▸ Directions
Examine each line of the data. Copy those that contain the string "Book".

[Excerpts from a figure dataset]
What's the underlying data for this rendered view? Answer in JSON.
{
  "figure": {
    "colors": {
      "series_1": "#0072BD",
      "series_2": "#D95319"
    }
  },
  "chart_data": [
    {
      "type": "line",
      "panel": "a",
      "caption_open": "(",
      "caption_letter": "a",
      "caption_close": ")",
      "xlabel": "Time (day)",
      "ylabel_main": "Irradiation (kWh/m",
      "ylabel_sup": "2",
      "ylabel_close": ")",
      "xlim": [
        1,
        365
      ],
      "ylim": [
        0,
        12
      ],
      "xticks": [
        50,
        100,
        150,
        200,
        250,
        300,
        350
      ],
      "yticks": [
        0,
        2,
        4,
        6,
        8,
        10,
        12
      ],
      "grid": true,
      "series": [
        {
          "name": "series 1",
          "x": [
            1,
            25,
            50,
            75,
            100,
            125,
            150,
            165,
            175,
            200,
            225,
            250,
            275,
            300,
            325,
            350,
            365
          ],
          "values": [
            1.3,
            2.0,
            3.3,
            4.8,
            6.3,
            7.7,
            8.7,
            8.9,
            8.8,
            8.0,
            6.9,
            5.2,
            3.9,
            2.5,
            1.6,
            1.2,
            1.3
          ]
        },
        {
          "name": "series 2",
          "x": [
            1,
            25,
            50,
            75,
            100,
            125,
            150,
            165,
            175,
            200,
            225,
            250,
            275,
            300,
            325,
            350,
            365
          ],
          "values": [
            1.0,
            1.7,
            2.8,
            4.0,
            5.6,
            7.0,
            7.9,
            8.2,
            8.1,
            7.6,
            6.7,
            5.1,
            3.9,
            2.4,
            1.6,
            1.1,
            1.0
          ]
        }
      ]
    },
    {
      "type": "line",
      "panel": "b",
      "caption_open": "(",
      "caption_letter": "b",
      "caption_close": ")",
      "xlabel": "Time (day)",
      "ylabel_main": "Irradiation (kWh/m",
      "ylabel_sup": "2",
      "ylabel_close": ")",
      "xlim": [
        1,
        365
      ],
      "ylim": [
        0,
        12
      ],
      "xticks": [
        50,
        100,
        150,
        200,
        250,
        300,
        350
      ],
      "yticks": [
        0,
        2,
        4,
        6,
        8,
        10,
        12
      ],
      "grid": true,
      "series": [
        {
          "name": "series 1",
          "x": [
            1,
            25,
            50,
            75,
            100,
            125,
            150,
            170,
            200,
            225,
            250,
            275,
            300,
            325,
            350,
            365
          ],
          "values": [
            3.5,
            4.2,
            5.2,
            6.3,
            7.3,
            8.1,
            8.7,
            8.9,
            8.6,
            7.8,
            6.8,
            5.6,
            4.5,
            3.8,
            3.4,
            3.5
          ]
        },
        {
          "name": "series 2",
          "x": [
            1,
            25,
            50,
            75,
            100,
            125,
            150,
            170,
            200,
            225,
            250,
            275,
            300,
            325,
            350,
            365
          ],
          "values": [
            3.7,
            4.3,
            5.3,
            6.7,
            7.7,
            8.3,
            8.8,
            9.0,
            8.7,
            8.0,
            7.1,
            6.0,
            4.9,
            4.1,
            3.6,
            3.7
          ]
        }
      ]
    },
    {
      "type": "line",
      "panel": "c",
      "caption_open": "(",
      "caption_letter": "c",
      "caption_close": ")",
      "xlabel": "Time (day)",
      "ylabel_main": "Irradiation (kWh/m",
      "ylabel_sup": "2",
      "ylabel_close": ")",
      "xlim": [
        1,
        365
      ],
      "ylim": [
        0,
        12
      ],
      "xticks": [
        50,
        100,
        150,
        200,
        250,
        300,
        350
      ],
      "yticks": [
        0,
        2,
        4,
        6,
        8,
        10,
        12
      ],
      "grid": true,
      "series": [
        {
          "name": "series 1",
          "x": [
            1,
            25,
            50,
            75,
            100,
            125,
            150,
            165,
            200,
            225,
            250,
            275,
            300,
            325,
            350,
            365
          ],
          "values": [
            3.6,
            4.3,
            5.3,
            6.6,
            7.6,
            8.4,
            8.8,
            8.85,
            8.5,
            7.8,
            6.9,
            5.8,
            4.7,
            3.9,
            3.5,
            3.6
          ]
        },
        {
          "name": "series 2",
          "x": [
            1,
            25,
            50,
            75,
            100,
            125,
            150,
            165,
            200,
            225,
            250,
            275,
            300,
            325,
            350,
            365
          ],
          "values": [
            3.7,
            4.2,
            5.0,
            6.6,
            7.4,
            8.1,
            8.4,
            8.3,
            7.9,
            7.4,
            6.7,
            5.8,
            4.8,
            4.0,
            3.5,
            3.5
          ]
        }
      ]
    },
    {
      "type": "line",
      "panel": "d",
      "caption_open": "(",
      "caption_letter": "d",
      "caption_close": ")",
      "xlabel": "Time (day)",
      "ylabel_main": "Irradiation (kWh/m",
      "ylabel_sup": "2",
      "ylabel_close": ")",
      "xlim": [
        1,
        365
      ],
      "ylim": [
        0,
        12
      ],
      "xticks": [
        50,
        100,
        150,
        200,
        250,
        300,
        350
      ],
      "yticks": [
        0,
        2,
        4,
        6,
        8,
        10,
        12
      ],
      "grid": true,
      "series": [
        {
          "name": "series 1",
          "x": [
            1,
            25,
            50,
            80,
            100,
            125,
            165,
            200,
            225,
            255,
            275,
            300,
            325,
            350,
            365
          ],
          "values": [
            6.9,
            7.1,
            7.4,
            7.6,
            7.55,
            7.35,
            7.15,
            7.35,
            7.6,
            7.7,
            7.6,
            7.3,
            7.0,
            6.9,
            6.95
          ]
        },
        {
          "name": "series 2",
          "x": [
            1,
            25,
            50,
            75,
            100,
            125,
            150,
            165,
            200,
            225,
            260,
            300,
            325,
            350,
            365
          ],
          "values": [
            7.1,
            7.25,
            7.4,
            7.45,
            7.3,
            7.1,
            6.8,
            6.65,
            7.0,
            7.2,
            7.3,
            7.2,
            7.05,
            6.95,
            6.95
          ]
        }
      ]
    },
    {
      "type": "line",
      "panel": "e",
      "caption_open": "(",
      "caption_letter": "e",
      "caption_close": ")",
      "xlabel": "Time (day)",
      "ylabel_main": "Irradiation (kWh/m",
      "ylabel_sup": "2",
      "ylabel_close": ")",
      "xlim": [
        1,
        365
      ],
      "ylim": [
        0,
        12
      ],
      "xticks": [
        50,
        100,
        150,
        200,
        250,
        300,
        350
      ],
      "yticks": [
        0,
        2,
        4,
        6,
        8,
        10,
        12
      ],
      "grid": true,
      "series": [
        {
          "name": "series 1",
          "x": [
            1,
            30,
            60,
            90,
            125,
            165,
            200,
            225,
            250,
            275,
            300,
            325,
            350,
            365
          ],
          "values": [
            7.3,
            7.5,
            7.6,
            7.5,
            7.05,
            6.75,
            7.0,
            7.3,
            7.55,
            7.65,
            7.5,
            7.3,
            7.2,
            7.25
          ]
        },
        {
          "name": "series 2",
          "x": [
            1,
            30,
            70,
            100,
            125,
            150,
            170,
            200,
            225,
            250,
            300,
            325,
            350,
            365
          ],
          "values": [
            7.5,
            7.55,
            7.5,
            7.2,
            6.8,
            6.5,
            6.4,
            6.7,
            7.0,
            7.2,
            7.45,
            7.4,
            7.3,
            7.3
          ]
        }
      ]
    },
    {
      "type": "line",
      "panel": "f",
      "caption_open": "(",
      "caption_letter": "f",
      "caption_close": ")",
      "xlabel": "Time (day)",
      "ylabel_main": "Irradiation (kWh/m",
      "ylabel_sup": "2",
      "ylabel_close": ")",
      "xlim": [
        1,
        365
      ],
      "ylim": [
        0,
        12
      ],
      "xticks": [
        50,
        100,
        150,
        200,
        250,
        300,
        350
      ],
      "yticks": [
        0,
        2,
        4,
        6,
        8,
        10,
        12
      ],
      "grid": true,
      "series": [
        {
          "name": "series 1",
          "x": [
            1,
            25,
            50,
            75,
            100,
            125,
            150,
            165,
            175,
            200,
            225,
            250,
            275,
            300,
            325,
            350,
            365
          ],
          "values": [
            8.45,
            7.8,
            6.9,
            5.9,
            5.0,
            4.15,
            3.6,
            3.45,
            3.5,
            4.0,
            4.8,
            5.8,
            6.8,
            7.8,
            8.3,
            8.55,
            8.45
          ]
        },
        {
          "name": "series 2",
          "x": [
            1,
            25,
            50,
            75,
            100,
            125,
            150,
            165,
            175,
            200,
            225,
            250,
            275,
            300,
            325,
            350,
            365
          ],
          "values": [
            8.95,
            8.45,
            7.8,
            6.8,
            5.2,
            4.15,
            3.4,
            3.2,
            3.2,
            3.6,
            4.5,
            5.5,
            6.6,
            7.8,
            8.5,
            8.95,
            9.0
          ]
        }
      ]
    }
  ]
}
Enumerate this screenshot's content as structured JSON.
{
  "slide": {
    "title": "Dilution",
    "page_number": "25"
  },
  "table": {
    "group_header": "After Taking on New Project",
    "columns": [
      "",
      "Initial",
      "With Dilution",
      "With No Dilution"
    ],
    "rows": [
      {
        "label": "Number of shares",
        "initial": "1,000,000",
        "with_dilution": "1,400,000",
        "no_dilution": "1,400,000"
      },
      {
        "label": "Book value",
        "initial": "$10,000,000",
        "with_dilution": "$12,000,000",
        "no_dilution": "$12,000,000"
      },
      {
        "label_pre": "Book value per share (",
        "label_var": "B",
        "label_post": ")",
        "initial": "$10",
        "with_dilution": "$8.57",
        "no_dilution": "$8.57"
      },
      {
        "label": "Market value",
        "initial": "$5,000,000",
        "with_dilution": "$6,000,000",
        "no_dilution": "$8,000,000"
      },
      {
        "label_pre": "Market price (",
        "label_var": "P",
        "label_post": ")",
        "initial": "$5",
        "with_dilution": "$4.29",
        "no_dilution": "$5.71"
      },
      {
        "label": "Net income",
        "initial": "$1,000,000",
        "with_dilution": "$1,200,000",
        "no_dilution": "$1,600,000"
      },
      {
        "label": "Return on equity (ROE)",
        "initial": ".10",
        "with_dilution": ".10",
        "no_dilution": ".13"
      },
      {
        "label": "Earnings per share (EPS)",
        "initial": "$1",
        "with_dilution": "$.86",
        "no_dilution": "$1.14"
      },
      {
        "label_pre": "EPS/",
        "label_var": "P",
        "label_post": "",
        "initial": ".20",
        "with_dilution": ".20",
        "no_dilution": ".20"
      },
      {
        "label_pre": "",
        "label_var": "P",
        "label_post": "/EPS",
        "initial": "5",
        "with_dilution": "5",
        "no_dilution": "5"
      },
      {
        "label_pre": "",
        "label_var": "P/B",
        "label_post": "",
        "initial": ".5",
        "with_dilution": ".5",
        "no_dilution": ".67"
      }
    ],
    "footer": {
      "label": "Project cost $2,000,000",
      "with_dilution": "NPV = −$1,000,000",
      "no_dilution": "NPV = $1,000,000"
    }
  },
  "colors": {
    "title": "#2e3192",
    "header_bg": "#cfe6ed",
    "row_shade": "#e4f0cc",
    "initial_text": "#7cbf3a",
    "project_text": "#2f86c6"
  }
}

▸ Reply
        "label": "Book value",
        "label_pre": "Book value per share (",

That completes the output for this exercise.